Task instructions:
With the pictures omitted, write out the entries that follow exactly as they stand.

===============

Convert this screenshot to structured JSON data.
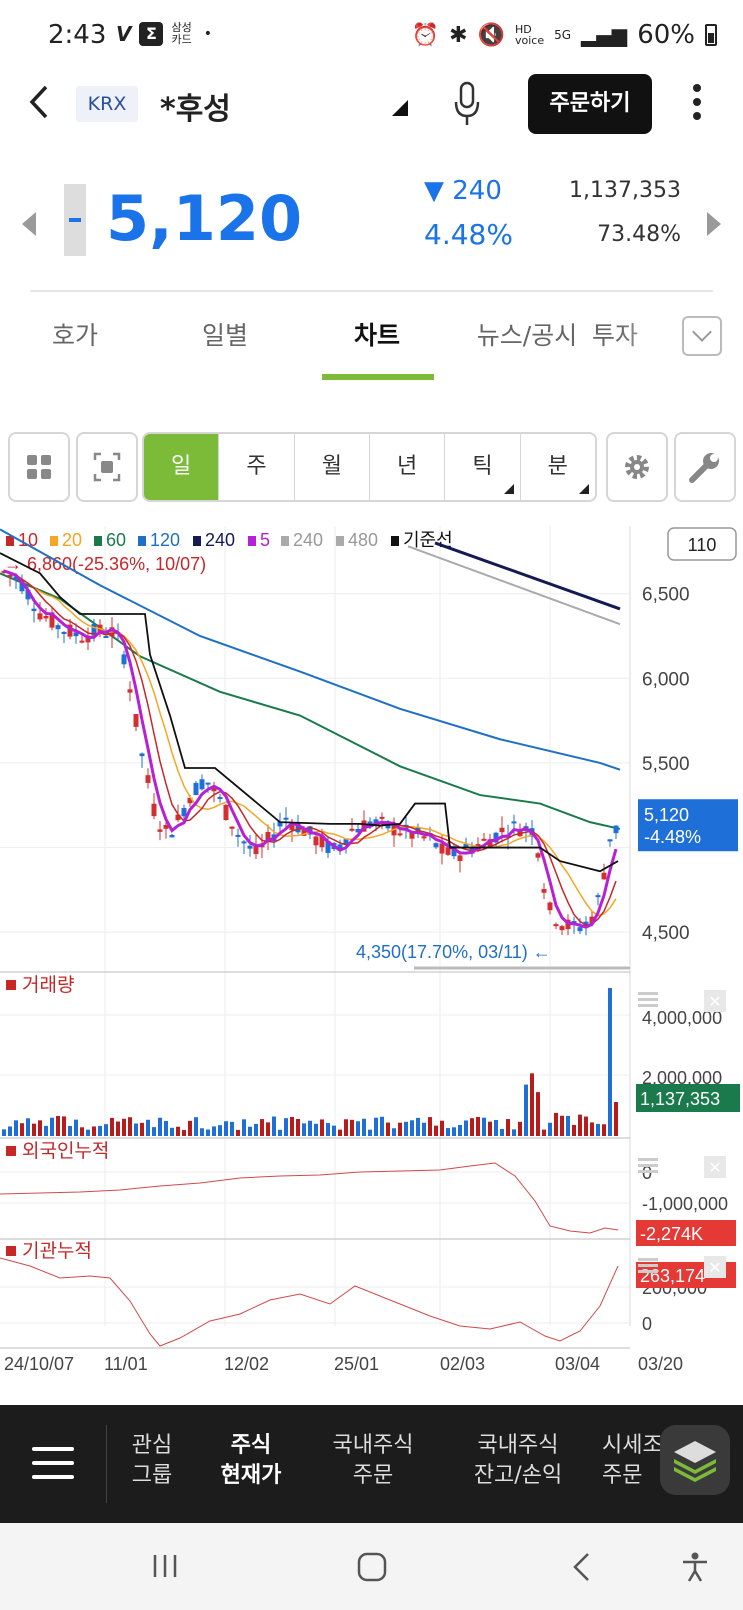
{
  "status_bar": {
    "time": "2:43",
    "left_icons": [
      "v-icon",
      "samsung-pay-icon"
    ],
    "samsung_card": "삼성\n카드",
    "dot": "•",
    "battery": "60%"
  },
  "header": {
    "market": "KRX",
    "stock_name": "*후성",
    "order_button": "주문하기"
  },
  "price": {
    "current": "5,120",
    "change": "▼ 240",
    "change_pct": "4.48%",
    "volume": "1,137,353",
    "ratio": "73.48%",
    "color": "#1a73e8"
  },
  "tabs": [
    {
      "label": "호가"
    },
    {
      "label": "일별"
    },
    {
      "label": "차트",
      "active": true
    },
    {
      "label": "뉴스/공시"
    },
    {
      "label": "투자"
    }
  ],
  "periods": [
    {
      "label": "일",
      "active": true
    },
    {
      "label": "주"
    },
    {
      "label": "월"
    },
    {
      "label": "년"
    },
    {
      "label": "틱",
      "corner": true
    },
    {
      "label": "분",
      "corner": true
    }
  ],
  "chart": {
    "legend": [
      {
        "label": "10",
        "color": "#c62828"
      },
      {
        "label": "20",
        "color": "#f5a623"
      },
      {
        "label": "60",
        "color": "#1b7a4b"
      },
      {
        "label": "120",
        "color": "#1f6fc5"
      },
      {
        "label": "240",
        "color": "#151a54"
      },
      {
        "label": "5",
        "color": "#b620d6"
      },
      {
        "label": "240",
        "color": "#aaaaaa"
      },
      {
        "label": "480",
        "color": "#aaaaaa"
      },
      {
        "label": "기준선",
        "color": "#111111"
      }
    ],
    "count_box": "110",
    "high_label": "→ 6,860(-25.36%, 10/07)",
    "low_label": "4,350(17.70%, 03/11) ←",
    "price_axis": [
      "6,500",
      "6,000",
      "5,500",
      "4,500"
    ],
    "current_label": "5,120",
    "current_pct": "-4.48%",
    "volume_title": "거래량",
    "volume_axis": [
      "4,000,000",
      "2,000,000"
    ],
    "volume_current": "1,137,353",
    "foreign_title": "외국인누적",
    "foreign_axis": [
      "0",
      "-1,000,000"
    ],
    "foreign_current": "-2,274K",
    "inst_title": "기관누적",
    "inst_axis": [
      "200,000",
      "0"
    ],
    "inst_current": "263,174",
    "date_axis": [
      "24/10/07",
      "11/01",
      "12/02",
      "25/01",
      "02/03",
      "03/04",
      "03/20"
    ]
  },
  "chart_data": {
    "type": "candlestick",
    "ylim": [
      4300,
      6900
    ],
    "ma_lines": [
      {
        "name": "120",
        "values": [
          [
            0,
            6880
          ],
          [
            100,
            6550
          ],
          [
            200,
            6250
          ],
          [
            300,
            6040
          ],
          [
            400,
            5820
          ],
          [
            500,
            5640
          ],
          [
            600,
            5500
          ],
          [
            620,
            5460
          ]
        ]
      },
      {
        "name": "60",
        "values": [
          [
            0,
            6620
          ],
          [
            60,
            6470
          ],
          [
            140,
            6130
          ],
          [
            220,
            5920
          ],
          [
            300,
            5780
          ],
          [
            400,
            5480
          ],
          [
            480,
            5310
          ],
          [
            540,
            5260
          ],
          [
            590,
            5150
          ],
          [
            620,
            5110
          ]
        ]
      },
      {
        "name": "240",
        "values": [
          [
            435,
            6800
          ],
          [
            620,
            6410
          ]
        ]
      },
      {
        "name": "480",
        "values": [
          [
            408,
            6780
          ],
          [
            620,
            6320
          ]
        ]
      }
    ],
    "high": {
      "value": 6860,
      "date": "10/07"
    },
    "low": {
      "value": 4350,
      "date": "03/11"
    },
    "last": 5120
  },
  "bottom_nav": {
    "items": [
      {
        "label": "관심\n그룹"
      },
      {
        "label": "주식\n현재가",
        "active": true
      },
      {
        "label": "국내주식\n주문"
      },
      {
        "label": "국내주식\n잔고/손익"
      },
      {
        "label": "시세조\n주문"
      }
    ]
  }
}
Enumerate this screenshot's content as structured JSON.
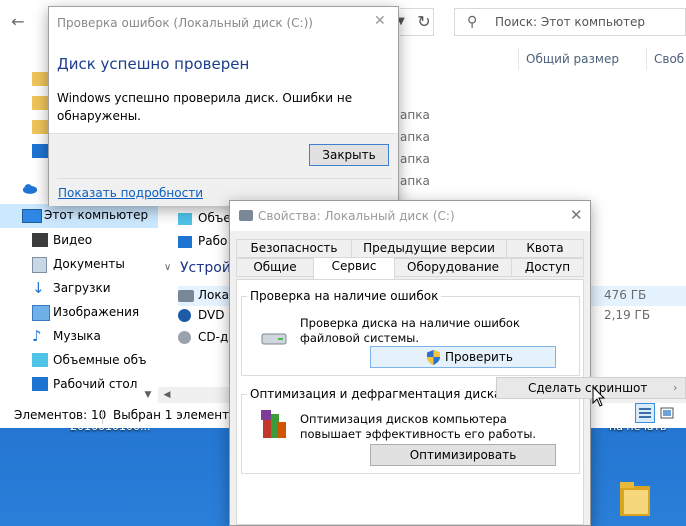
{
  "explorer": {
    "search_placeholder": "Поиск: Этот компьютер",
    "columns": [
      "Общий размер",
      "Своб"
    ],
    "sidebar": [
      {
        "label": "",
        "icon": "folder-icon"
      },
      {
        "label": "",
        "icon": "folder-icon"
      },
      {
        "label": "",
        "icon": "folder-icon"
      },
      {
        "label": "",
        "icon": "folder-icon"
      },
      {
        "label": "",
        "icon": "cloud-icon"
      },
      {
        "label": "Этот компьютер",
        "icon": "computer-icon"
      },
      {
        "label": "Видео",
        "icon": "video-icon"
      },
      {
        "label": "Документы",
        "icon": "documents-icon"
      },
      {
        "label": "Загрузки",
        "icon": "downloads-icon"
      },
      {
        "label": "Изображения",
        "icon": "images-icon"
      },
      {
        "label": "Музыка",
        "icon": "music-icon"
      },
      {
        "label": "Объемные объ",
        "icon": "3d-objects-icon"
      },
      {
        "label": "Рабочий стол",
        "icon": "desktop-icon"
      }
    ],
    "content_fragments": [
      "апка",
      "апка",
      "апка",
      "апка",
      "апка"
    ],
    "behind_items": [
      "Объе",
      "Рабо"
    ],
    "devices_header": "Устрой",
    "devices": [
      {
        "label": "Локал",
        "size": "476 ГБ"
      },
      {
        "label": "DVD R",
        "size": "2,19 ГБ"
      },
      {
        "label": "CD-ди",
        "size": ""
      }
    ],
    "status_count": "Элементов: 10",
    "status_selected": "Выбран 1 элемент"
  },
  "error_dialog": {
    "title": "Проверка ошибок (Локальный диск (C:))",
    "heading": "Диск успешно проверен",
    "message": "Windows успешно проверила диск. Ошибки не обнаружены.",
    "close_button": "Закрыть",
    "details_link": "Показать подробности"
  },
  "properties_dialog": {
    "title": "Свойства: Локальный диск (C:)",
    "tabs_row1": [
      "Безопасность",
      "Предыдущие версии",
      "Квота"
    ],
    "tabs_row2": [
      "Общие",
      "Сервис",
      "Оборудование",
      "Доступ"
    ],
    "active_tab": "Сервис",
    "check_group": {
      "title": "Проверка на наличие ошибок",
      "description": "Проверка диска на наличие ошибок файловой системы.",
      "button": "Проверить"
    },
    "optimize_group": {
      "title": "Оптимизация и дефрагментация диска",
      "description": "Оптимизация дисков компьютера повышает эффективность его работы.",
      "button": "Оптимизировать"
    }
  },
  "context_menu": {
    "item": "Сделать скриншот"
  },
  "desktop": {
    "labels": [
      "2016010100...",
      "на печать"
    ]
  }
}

===============

Answer to this problem:
Convert this screenshot to structured JSON data.
{
  "status_bar": {
    "time": "2:43",
    "left_icons": [
      "v-icon",
      "samsung-pay-icon"
    ],
    "samsung_card": "삼성\n카드",
    "dot": "•",
    "battery": "60%"
  },
  "header": {
    "market": "KRX",
    "stock_name": "*후성",
    "order_button": "주문하기"
  },
  "price": {
    "current": "5,120",
    "change": "▼ 240",
    "change_pct": "4.48%",
    "volume": "1,137,353",
    "ratio": "73.48%",
    "color": "#1a73e8"
  },
  "tabs": [
    {
      "label": "호가"
    },
    {
      "label": "일별"
    },
    {
      "label": "차트",
      "active": true
    },
    {
      "label": "뉴스/공시"
    },
    {
      "label": "투자"
    }
  ],
  "periods": [
    {
      "label": "일",
      "active": true
    },
    {
      "label": "주"
    },
    {
      "label": "월"
    },
    {
      "label": "년"
    },
    {
      "label": "틱",
      "corner": true
    },
    {
      "label": "분",
      "corner": true
    }
  ],
  "chart": {
    "legend": [
      {
        "label": "10",
        "color": "#c62828"
      },
      {
        "label": "20",
        "color": "#f5a623"
      },
      {
        "label": "60",
        "color": "#1b7a4b"
      },
      {
        "label": "120",
        "color": "#1f6fc5"
      },
      {
        "label": "240",
        "color": "#151a54"
      },
      {
        "label": "5",
        "color": "#b620d6"
      },
      {
        "label": "240",
        "color": "#aaaaaa"
      },
      {
        "label": "480",
        "color": "#aaaaaa"
      },
      {
        "label": "기준선",
        "color": "#111111"
      }
    ],
    "count_box": "110",
    "high_label": "→ 6,860(-25.36%, 10/07)",
    "low_label": "4,350(17.70%, 03/11) ←",
    "price_axis": [
      "6,500",
      "6,000",
      "5,500",
      "4,500"
    ],
    "current_label": "5,120",
    "current_pct": "-4.48%",
    "volume_title": "거래량",
    "volume_axis": [
      "4,000,000",
      "2,000,000"
    ],
    "volume_current": "1,137,353",
    "foreign_title": "외국인누적",
    "foreign_axis": [
      "0",
      "-1,000,000"
    ],
    "foreign_current": "-2,274K",
    "inst_title": "기관누적",
    "inst_axis": [
      "200,000",
      "0"
    ],
    "inst_current": "263,174",
    "date_axis": [
      "24/10/07",
      "11/01",
      "12/02",
      "25/01",
      "02/03",
      "03/04",
      "03/20"
    ]
  },
  "chart_data": {
    "type": "candlestick",
    "ylim": [
      4300,
      6900
    ],
    "ma_lines": [
      {
        "name": "120",
        "values": [
          [
            0,
            6880
          ],
          [
            100,
            6550
          ],
          [
            200,
            6250
          ],
          [
            300,
            6040
          ],
          [
            400,
            5820
          ],
          [
            500,
            5640
          ],
          [
            600,
            5500
          ],
          [
            620,
            5460
          ]
        ]
      },
      {
        "name": "60",
        "values": [
          [
            0,
            6620
          ],
          [
            60,
            6470
          ],
          [
            140,
            6130
          ],
          [
            220,
            5920
          ],
          [
            300,
            5780
          ],
          [
            400,
            5480
          ],
          [
            480,
            5310
          ],
          [
            540,
            5260
          ],
          [
            590,
            5150
          ],
          [
            620,
            5110
          ]
        ]
      },
      {
        "name": "240",
        "values": [
          [
            435,
            6800
          ],
          [
            620,
            6410
          ]
        ]
      },
      {
        "name": "480",
        "values": [
          [
            408,
            6780
          ],
          [
            620,
            6320
          ]
        ]
      }
    ],
    "high": {
      "value": 6860,
      "date": "10/07"
    },
    "low": {
      "value": 4350,
      "date": "03/11"
    },
    "last": 5120
  },
  "bottom_nav": {
    "items": [
      {
        "label": "관심\n그룹"
      },
      {
        "label": "주식\n현재가",
        "active": true
      },
      {
        "label": "국내주식\n주문"
      },
      {
        "label": "국내주식\n잔고/손익"
      },
      {
        "label": "시세조\n주문"
      }
    ]
  }
}
Enumerate this screenshot's content as structured JSON.
{
  "explorer": {
    "search_placeholder": "Поиск: Этот компьютер",
    "columns": [
      "Общий размер",
      "Своб"
    ],
    "sidebar": [
      {
        "label": "",
        "icon": "folder-icon"
      },
      {
        "label": "",
        "icon": "folder-icon"
      },
      {
        "label": "",
        "icon": "folder-icon"
      },
      {
        "label": "",
        "icon": "folder-icon"
      },
      {
        "label": "",
        "icon": "cloud-icon"
      },
      {
        "label": "Этот компьютер",
        "icon": "computer-icon"
      },
      {
        "label": "Видео",
        "icon": "video-icon"
      },
      {
        "label": "Документы",
        "icon": "documents-icon"
      },
      {
        "label": "Загрузки",
        "icon": "downloads-icon"
      },
      {
        "label": "Изображения",
        "icon": "images-icon"
      },
      {
        "label": "Музыка",
        "icon": "music-icon"
      },
      {
        "label": "Объемные объ",
        "icon": "3d-objects-icon"
      },
      {
        "label": "Рабочий стол",
        "icon": "desktop-icon"
      }
    ],
    "content_fragments": [
      "апка",
      "апка",
      "апка",
      "апка",
      "апка"
    ],
    "behind_items": [
      "Объе",
      "Рабо"
    ],
    "devices_header": "Устрой",
    "devices": [
      {
        "label": "Локал",
        "size": "476 ГБ"
      },
      {
        "label": "DVD R",
        "size": "2,19 ГБ"
      },
      {
        "label": "CD-ди",
        "size": ""
      }
    ],
    "status_count": "Элементов: 10",
    "status_selected": "Выбран 1 элемент"
  },
  "error_dialog": {
    "title": "Проверка ошибок (Локальный диск (C:))",
    "heading": "Диск успешно проверен",
    "message": "Windows успешно проверила диск. Ошибки не обнаружены.",
    "close_button": "Закрыть",
    "details_link": "Показать подробности"
  },
  "properties_dialog": {
    "title": "Свойства: Локальный диск (C:)",
    "tabs_row1": [
      "Безопасность",
      "Предыдущие версии",
      "Квота"
    ],
    "tabs_row2": [
      "Общие",
      "Сервис",
      "Оборудование",
      "Доступ"
    ],
    "active_tab": "Сервис",
    "check_group": {
      "title": "Проверка на наличие ошибок",
      "description": "Проверка диска на наличие ошибок файловой системы.",
      "button": "Проверить"
    },
    "optimize_group": {
      "title": "Оптимизация и дефрагментация диска",
      "description": "Оптимизация дисков компьютера повышает эффективность его работы.",
      "button": "Оптимизировать"
    }
  },
  "context_menu": {
    "item": "Сделать скриншот"
  },
  "desktop": {
    "labels": [
      "2016010100...",
      "на печать"
    ]
  }
}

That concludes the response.